EXCERPTED PASSAGE
My preference is to do both. Have them generated by a dev, committed, and also generated in CI. The latter gets compared with the checked in contents to ensure the results match the expected value.

This speeds up CI (the generation path can be done in parallel) and most local development.

The one catch is that it relies on mostly trusting whoever has a commit bit. But if you don’t have that and any part of the build involves scripts that are part of the repo itself, then you’ve already lost.


> The one catch is that it relies on mostly trusting whoever has a commit bit.

Would the comparison not show that the person you're trusting goofed or is being malicious?


In either case it would prompt closer examination.

If the dev goofed, then good thing it got caught.

If the dev is not trustworthy, then you have evidence of such untrustworthiness.


My preference is to do both. Have them generated by a dev, committed, and also generated in CI. The latter gets compared with the checked in contents to ensure the results match the expected value.

Bingo. This is what I am working towards convincing people to adopt at my current job. It's a long road.


Would you happen to know of a documented workflow? Or blog posts that present solutions like this.

I would be very interested in how seeing how other people are doing it.

Thanks!


The generation routine bits would be highly specific to the project, but the final check in CI is as simple checking the git diff/status of the generated targets to see if they match the ref. Any deviance indicates that it’s been missed by the patch submitter (likely inadvertently in the case of honest actors).

The real work is being able to transform the generation task into a reproducible step that be run consistently anywhere. Containerizing those steps can help but it’s not strictly required nor is it enough if the “inputs” are a non-seeded random or the current time.


I have a simple script that asserts a clean working directory here https://github.com/mnahkies/openapi-code-generator/blob/main... which I use to check generated output hasn't changed after running the generation step in CI.

It relies on your generated artifacts being deterministic, which is a design goal of that particular project so works fine there.


No, they should be generated by either dev or something like pre-commit and then checked if they match what's generated by CI.

And yes, those have to be deterministic with regards to inputs, it does not make sense otherwise.


No unauditable generated code for me, either manually or automatically, thanks.


Why would generated code be unauditable?

The inputs and the generation will obviously be defined.


That's not the case for autotools output, or flex and bison output.

If the generated files are what you say? Well, just embed the generation step into the build system. A simple approach like that is easily made reproducible, and we avoid introducing noise into the repository.


The blog post do explain why some of the generation is done separately. But yes, that is also a viable approach.

DATA RECORDS
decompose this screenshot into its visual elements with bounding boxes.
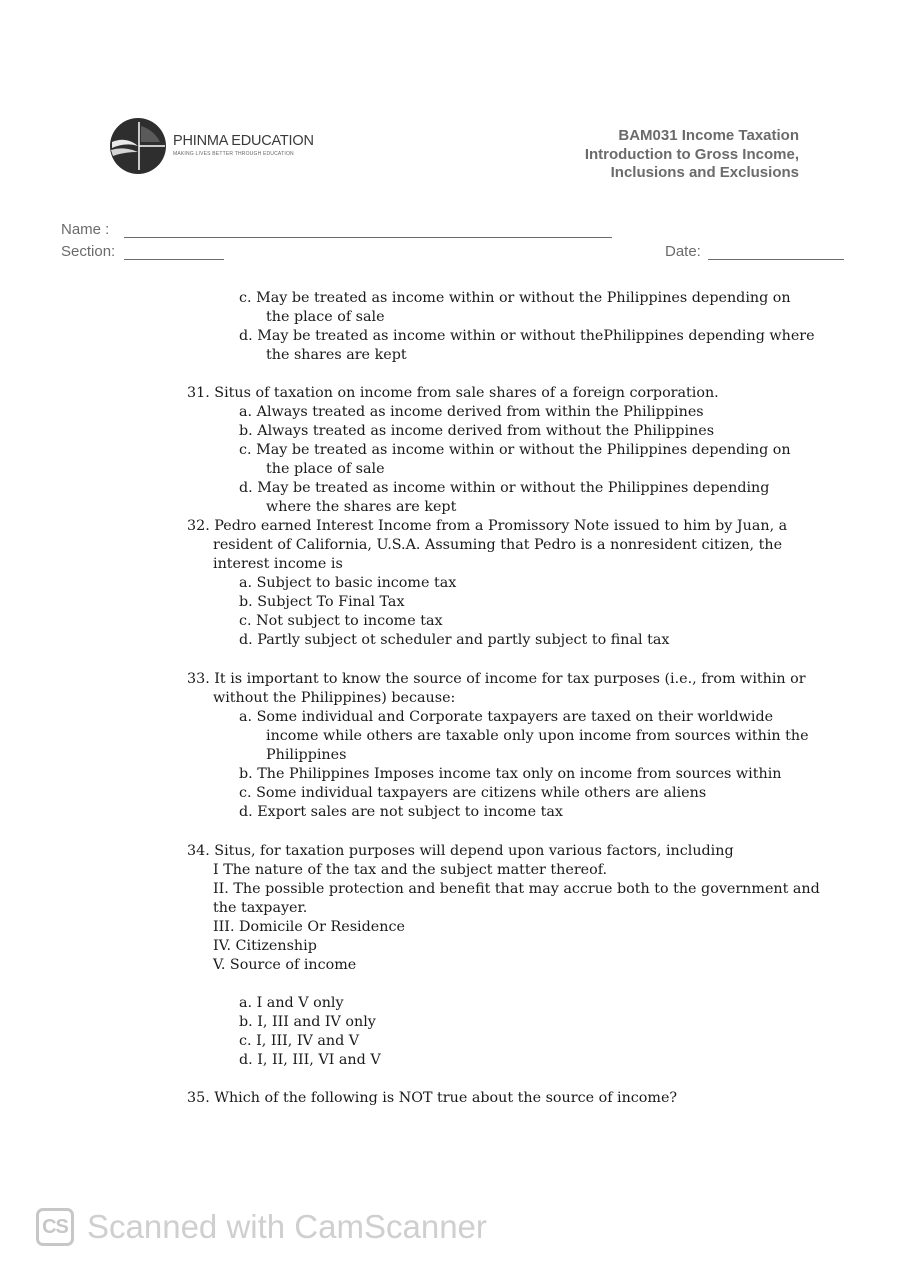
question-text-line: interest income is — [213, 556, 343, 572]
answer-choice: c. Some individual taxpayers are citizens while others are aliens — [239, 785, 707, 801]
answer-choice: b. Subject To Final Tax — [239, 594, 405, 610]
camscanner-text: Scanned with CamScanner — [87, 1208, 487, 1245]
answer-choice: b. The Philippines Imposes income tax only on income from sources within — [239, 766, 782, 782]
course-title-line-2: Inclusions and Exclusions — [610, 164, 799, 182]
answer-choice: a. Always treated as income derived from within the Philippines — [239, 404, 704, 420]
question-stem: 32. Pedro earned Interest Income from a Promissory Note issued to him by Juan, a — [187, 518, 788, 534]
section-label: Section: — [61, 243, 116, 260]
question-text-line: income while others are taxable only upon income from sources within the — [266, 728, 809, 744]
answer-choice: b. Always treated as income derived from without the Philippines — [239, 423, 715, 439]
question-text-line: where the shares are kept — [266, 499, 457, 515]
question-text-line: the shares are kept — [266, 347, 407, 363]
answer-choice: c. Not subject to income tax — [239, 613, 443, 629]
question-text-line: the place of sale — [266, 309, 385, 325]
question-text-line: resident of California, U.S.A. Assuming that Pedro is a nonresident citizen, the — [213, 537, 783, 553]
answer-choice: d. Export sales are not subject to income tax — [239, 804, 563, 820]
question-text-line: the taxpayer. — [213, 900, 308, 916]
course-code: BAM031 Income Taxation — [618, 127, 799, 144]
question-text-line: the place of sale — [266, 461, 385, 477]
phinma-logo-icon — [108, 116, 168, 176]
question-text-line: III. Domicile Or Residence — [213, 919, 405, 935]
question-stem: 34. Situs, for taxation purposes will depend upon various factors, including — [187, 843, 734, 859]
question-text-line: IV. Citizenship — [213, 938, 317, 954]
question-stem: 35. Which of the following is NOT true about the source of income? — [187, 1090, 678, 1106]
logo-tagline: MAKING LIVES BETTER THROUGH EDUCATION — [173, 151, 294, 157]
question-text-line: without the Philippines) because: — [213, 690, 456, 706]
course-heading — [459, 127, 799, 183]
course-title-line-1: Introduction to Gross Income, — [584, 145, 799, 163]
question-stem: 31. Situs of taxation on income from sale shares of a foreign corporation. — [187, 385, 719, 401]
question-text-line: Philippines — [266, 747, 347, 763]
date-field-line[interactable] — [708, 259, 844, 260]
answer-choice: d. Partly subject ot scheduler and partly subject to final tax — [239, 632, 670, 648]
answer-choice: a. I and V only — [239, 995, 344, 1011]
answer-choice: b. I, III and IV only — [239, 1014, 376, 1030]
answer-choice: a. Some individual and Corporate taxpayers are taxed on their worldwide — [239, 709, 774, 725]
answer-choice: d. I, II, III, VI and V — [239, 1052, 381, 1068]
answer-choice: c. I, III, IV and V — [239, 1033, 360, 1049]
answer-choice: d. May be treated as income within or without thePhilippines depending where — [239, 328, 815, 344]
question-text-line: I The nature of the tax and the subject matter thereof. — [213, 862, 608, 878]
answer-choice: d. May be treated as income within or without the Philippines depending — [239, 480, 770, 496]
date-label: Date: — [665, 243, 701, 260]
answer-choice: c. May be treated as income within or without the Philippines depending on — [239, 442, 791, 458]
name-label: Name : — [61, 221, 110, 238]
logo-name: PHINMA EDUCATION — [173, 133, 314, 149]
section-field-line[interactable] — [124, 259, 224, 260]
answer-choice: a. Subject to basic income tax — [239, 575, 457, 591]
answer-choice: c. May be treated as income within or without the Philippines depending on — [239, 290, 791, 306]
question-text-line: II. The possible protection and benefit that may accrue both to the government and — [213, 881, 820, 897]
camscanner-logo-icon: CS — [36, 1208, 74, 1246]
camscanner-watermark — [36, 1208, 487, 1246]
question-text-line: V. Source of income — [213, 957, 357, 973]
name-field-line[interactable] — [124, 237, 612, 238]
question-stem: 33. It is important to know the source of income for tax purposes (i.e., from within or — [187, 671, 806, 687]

WHAT YOU WILL DO
A: Summarize the discussion on generated code in two sentences.
B: Answer these questions from the discussion on generated code:
(i) Besides CI, what else does doing both generation paths speed up?
(ii) What two kinds of "inputs" could keep containerizing the generation steps from being enough?
(iii) What does the linked simple script assert?
C: Change "build system" to "build pipeline" in the part of the discussion on generated code that begins at the words "The inputs and" and stops after "into the repository.".

WORKED ANSWERS
A: Several participants favor having a developer generate and commit the files while CI also regenerates them and checks that the output matches the committed version, which only works if generation is deterministic. Other comments object to unauditable generated code, such as autotools, flex, and bison output, and suggest embedding the generation step into the build system instead.

B:
(i) Most local development.
(ii) A non-seeded random or the current time.
(iii) That the working directory is clean.

C:
The inputs and the generation will obviously be defined.


That's not the case for autotools output, or flex and bison output.

If the generated files are what you say? Well, just embed the generation step into the build pipeline. A simple approach like that is easily made reproducible, and we avoid introducing noise into the repository.